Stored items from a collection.
▬▬▬▬▬▬
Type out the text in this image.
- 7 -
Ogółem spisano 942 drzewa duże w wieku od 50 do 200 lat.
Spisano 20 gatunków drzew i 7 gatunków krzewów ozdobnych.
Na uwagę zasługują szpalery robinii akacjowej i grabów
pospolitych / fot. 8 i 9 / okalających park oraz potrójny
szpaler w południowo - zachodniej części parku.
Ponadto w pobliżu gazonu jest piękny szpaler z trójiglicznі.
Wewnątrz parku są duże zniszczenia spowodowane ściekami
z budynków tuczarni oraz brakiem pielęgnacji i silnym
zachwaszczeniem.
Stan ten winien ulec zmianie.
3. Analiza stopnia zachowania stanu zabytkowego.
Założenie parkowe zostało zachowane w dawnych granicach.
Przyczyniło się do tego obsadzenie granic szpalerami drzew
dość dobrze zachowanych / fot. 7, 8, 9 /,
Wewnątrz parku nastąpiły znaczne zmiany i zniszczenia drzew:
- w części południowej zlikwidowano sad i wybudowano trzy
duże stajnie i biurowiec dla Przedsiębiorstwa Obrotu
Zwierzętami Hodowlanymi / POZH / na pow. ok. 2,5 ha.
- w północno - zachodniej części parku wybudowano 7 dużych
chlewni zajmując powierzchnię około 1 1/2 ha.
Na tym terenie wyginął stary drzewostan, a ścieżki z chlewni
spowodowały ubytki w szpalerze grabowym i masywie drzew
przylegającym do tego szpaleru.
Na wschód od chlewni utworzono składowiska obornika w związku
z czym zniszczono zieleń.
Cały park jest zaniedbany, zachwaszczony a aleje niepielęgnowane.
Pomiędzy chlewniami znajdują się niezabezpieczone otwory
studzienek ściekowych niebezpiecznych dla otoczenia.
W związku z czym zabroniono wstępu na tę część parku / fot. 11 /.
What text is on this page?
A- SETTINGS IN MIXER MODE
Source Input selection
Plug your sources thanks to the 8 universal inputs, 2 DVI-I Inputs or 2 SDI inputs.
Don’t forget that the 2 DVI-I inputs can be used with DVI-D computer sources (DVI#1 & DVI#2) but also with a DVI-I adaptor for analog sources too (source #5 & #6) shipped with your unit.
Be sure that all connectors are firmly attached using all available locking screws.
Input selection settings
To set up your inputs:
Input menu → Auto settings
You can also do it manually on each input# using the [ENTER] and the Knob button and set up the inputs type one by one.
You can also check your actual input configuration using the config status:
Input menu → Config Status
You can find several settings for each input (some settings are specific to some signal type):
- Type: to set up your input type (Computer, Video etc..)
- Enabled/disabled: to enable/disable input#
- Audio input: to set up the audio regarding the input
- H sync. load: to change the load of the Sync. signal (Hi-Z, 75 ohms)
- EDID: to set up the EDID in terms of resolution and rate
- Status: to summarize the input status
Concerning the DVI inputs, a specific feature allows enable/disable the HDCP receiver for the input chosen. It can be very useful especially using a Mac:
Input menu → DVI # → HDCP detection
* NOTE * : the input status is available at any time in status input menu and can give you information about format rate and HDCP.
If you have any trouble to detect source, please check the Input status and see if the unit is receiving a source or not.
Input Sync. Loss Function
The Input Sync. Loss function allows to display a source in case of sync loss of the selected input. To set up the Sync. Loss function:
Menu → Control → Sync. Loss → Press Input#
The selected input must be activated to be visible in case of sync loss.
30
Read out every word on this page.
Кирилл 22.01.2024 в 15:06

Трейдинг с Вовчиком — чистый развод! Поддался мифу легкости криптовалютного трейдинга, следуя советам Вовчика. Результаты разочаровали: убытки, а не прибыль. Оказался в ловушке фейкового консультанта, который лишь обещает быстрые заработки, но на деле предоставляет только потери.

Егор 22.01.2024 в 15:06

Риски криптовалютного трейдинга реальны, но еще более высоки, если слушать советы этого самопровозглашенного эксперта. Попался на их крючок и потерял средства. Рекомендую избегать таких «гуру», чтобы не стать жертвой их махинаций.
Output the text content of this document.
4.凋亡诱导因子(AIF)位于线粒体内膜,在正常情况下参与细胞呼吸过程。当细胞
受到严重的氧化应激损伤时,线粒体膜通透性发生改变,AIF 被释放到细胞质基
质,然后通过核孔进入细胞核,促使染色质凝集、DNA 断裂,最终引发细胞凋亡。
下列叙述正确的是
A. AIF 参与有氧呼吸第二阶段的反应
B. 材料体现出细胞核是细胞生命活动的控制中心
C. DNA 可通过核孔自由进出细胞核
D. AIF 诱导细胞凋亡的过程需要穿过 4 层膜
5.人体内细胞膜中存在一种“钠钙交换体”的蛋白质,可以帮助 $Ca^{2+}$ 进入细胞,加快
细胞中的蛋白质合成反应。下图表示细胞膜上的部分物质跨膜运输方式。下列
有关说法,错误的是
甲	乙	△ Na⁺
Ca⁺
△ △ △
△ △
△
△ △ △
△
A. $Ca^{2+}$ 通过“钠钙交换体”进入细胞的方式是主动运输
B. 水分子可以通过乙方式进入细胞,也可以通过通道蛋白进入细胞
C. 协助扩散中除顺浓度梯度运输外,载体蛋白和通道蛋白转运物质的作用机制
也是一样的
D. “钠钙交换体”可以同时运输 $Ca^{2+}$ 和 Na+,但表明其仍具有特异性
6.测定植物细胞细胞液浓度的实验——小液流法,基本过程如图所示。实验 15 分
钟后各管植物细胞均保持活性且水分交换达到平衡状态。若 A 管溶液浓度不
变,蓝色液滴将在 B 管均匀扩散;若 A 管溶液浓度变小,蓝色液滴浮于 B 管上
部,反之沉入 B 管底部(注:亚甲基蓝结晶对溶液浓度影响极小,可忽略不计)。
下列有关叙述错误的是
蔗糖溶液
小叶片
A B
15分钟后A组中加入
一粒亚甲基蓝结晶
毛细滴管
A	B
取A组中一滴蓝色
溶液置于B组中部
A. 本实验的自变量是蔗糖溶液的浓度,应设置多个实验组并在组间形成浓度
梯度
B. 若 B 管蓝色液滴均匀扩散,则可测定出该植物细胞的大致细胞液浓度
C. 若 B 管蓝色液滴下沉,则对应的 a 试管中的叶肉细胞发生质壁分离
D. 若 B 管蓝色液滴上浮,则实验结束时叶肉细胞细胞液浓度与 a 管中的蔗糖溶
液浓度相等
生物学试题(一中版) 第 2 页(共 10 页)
▬▬▬▬▬▬
TASK OBJECTIVE.
Output exactly the lines from the one containing "Output the text content of this document." through the last line of the entries, both ends included.

SOLUTION TO THIS EXERCISE.
Output the text content of this document.
4.凋亡诱导因子(AIF)位于线粒体内膜,在正常情况下参与细胞呼吸过程。当细胞
受到严重的氧化应激损伤时,线粒体膜通透性发生改变,AIF 被释放到细胞质基
质,然后通过核孔进入细胞核,促使染色质凝集、DNA 断裂,最终引发细胞凋亡。
下列叙述正确的是
A. AIF 参与有氧呼吸第二阶段的反应
B. 材料体现出细胞核是细胞生命活动的控制中心
C. DNA 可通过核孔自由进出细胞核
D. AIF 诱导细胞凋亡的过程需要穿过 4 层膜
5.人体内细胞膜中存在一种“钠钙交换体”的蛋白质,可以帮助 $Ca^{2+}$ 进入细胞,加快
细胞中的蛋白质合成反应。下图表示细胞膜上的部分物质跨膜运输方式。下列
有关说法,错误的是
甲	乙	△ Na⁺
Ca⁺
△ △ △
△ △
△
△ △ △
△
A. $Ca^{2+}$ 通过“钠钙交换体”进入细胞的方式是主动运输
B. 水分子可以通过乙方式进入细胞,也可以通过通道蛋白进入细胞
C. 协助扩散中除顺浓度梯度运输外,载体蛋白和通道蛋白转运物质的作用机制
也是一样的
D. “钠钙交换体”可以同时运输 $Ca^{2+}$ 和 Na+,但表明其仍具有特异性
6.测定植物细胞细胞液浓度的实验——小液流法,基本过程如图所示。实验 15 分
钟后各管植物细胞均保持活性且水分交换达到平衡状态。若 A 管溶液浓度不
变,蓝色液滴将在 B 管均匀扩散;若 A 管溶液浓度变小,蓝色液滴浮于 B 管上
部,反之沉入 B 管底部(注:亚甲基蓝结晶对溶液浓度影响极小,可忽略不计)。
下列有关叙述错误的是
蔗糖溶液
小叶片
A B
15分钟后A组中加入
一粒亚甲基蓝结晶
毛细滴管
A	B
取A组中一滴蓝色
溶液置于B组中部
A. 本实验的自变量是蔗糖溶液的浓度,应设置多个实验组并在组间形成浓度
梯度
B. 若 B 管蓝色液滴均匀扩散,则可测定出该植物细胞的大致细胞液浓度
C. 若 B 管蓝色液滴下沉,则对应的 a 试管中的叶肉细胞发生质壁分离
D. 若 B 管蓝色液滴上浮,则实验结束时叶肉细胞细胞液浓度与 a 管中的蔗糖溶
液浓度相等
生物学试题(一中版) 第 2 页(共 10 页)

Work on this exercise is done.